◆ **PROBLEM TO WORK ON**
Gather each line of the records where "colostrum" appears.
------------------------------------------------------------
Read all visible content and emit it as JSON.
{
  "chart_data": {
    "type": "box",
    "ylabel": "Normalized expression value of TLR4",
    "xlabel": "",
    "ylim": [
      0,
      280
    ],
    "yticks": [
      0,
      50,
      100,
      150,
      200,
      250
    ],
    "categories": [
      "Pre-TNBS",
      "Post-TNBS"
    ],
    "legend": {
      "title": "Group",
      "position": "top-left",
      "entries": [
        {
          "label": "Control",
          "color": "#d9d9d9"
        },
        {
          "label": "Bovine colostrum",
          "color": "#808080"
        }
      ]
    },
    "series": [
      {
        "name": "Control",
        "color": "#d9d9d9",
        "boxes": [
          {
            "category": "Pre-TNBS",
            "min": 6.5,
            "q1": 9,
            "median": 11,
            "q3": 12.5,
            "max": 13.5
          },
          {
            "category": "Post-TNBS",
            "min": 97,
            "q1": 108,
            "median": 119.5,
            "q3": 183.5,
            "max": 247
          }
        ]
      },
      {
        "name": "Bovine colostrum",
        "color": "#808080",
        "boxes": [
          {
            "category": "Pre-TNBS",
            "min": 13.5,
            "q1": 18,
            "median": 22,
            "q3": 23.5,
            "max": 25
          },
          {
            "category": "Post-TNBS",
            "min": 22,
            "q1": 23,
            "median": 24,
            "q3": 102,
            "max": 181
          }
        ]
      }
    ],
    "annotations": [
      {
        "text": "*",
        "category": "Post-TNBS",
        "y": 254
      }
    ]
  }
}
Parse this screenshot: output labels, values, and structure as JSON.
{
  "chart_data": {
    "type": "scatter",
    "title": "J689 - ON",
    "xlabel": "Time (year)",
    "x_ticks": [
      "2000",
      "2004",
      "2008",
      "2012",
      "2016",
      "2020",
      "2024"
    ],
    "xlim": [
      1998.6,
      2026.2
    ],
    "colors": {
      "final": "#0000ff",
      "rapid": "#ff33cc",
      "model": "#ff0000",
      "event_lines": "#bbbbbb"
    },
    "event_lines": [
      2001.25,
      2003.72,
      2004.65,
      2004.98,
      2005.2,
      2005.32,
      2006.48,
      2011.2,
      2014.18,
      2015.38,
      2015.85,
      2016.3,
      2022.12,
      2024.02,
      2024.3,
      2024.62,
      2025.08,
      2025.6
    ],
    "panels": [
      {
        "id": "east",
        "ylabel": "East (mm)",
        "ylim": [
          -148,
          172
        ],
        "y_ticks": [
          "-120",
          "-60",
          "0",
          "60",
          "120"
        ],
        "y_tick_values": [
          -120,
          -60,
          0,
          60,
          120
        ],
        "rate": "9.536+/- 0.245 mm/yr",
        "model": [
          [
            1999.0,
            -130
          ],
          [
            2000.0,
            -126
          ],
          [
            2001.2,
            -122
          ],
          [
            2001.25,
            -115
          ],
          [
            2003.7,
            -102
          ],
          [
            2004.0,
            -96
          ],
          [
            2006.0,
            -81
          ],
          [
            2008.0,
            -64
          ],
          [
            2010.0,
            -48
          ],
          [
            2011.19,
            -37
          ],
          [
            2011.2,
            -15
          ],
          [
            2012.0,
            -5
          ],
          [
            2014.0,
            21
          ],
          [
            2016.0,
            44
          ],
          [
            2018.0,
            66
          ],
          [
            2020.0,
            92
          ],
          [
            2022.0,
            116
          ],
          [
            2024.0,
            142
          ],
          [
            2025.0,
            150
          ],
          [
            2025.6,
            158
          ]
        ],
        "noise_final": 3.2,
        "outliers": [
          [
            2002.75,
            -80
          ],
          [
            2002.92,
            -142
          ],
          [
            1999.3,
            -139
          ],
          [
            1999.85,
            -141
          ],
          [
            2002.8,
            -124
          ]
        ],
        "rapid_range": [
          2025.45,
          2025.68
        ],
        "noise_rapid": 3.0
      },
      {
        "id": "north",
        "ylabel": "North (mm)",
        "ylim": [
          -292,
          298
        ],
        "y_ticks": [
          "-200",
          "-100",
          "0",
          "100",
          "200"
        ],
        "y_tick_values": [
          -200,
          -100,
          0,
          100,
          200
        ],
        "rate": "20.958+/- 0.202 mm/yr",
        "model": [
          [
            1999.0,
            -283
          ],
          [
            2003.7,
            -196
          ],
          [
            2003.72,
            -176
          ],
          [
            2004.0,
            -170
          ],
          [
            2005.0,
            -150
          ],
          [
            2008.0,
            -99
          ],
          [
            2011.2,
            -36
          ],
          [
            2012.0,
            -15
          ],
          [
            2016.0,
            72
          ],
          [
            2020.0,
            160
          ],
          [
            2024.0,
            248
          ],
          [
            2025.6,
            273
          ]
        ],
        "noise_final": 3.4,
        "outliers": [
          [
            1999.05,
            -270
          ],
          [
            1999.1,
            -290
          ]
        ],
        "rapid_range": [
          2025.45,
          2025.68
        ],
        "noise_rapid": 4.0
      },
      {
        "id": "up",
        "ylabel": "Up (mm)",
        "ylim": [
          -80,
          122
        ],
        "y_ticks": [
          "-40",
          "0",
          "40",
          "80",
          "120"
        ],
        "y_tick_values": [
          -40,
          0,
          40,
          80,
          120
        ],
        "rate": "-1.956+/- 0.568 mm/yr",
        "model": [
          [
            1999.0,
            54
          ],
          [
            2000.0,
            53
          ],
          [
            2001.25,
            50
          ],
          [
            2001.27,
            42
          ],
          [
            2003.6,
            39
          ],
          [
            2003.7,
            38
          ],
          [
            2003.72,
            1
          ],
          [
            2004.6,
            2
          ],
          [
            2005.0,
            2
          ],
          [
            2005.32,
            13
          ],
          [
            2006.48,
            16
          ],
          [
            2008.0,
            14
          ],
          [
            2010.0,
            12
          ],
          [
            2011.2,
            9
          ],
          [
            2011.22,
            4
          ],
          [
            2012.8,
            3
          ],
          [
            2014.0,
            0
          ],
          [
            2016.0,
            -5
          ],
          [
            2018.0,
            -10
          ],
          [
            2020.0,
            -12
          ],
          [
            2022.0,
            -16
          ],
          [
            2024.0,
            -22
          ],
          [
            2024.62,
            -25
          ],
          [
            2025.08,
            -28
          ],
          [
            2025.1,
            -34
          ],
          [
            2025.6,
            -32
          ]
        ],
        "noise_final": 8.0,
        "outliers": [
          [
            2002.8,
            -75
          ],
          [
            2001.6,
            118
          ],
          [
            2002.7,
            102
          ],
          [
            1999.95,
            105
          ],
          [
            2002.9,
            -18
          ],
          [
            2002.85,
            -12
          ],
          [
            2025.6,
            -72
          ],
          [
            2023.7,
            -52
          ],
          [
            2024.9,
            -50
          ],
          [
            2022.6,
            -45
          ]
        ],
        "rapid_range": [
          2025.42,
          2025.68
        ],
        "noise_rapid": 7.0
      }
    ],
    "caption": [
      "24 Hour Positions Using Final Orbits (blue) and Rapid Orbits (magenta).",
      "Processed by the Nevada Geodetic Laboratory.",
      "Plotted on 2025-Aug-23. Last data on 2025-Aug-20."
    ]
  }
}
------------------------------------------------------------
◆ **ANSWER**
          "label": "Bovine colostrum",
        "name": "Bovine colostrum",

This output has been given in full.